## What you are asked to do
Write the entries out again exactly as they stand, but without the pictures.

[Recorded data]
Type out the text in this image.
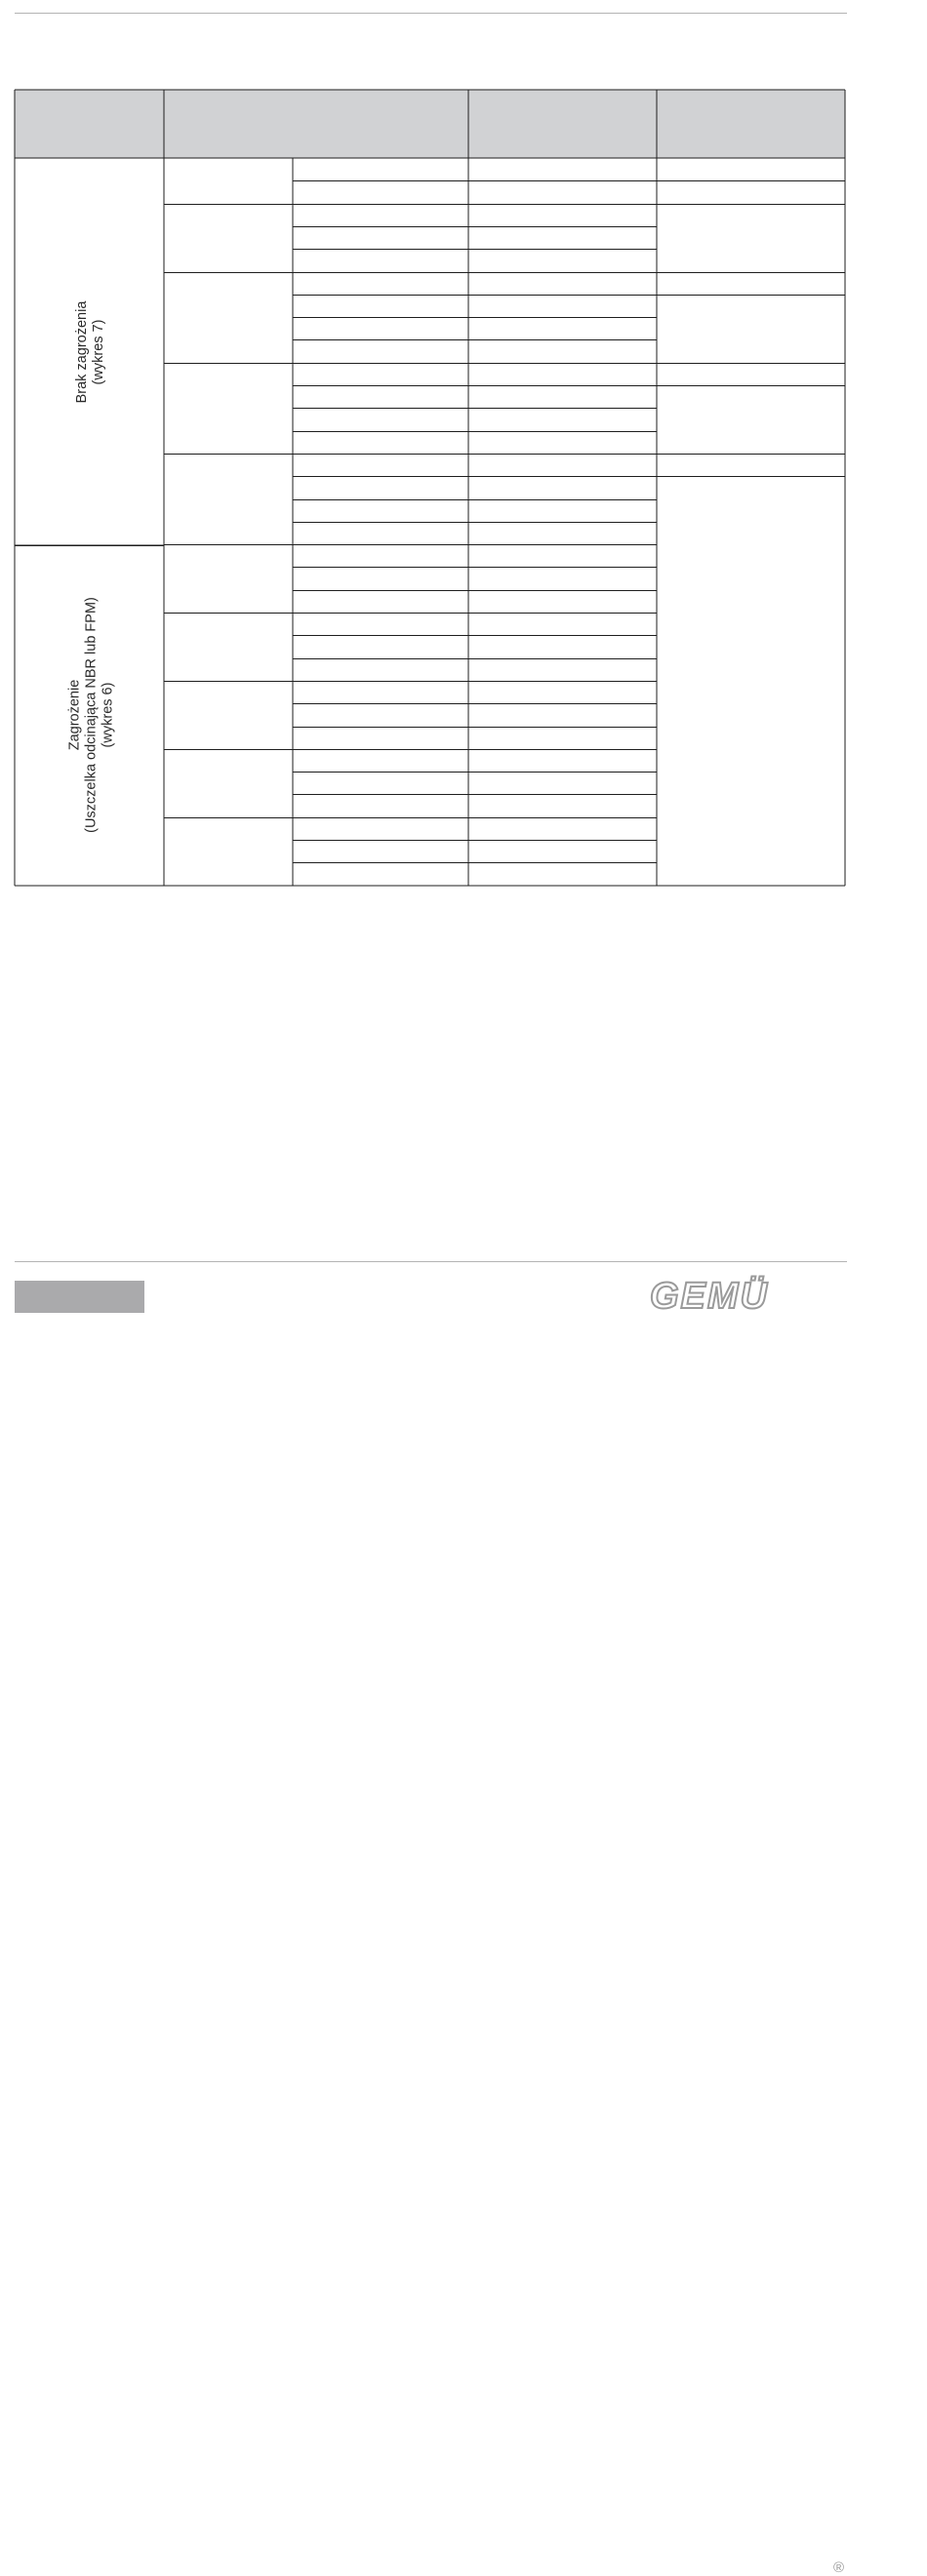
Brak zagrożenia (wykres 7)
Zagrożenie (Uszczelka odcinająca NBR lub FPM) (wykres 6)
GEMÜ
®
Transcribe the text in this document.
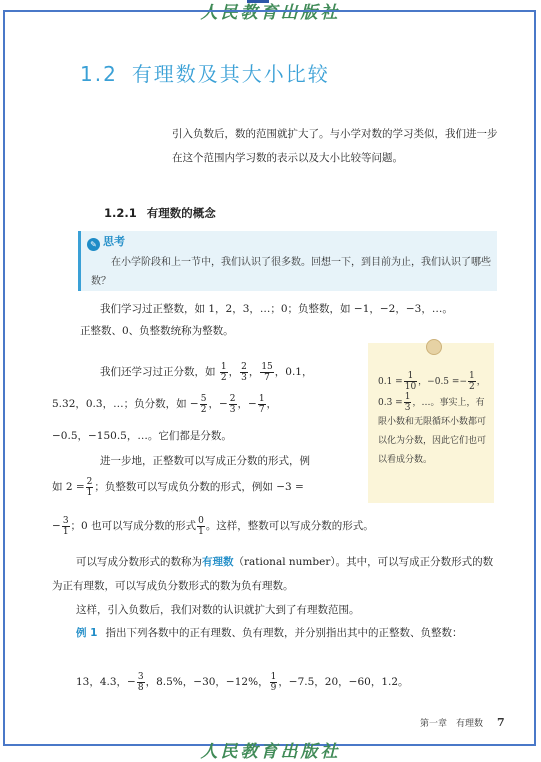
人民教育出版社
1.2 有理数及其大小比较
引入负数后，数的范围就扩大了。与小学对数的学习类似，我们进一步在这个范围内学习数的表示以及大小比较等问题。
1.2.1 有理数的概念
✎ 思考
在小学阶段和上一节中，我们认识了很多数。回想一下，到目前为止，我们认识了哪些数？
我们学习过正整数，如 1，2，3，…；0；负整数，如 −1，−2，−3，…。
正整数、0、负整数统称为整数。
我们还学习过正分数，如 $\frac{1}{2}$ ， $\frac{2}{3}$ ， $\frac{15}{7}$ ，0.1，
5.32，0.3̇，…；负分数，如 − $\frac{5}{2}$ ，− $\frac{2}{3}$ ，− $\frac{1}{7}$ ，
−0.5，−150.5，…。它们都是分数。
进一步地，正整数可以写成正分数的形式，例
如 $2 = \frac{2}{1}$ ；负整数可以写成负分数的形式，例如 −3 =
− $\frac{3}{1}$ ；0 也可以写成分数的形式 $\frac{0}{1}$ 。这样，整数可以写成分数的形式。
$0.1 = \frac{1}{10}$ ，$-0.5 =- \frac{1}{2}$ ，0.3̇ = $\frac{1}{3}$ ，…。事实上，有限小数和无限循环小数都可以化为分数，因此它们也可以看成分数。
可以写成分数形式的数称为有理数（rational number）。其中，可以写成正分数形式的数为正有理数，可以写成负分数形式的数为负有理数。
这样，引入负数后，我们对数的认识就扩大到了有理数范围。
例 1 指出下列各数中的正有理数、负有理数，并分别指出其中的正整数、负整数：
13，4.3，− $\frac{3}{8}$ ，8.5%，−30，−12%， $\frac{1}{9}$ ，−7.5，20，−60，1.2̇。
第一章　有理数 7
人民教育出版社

## Output for this task
Type out the text in this image.
Brak zagrożenia (wykres 7)
Zagrożenie (Uszczelka odcinająca NBR lub FPM) (wykres 6)
GEMÜ
®
Transcribe the text in this document.
人民教育出版社
1.2 有理数及其大小比较
引入负数后，数的范围就扩大了。与小学对数的学习类似，我们进一步在这个范围内学习数的表示以及大小比较等问题。
1.2.1 有理数的概念
✎ 思考
在小学阶段和上一节中，我们认识了很多数。回想一下，到目前为止，我们认识了哪些数？
我们学习过正整数，如 1，2，3，…；0；负整数，如 −1，−2，−3，…。
正整数、0、负整数统称为整数。
我们还学习过正分数，如 $\frac{1}{2}$ ， $\frac{2}{3}$ ， $\frac{15}{7}$ ，0.1，
5.32，0.3̇，…；负分数，如 − $\frac{5}{2}$ ，− $\frac{2}{3}$ ，− $\frac{1}{7}$ ，
−0.5，−150.5，…。它们都是分数。
进一步地，正整数可以写成正分数的形式，例
如 $2 = \frac{2}{1}$ ；负整数可以写成负分数的形式，例如 −3 =
− $\frac{3}{1}$ ；0 也可以写成分数的形式 $\frac{0}{1}$ 。这样，整数可以写成分数的形式。
$0.1 = \frac{1}{10}$ ，$-0.5 =- \frac{1}{2}$ ，0.3̇ = $\frac{1}{3}$ ，…。事实上，有限小数和无限循环小数都可以化为分数，因此它们也可以看成分数。
可以写成分数形式的数称为有理数（rational number）。其中，可以写成正分数形式的数为正有理数，可以写成负分数形式的数为负有理数。
这样，引入负数后，我们对数的认识就扩大到了有理数范围。
例 1 指出下列各数中的正有理数、负有理数，并分别指出其中的正整数、负整数：
13，4.3，− $\frac{3}{8}$ ，8.5%，−30，−12%， $\frac{1}{9}$ ，−7.5，20，−60，1.2̇。
第一章　有理数 7
人民教育出版社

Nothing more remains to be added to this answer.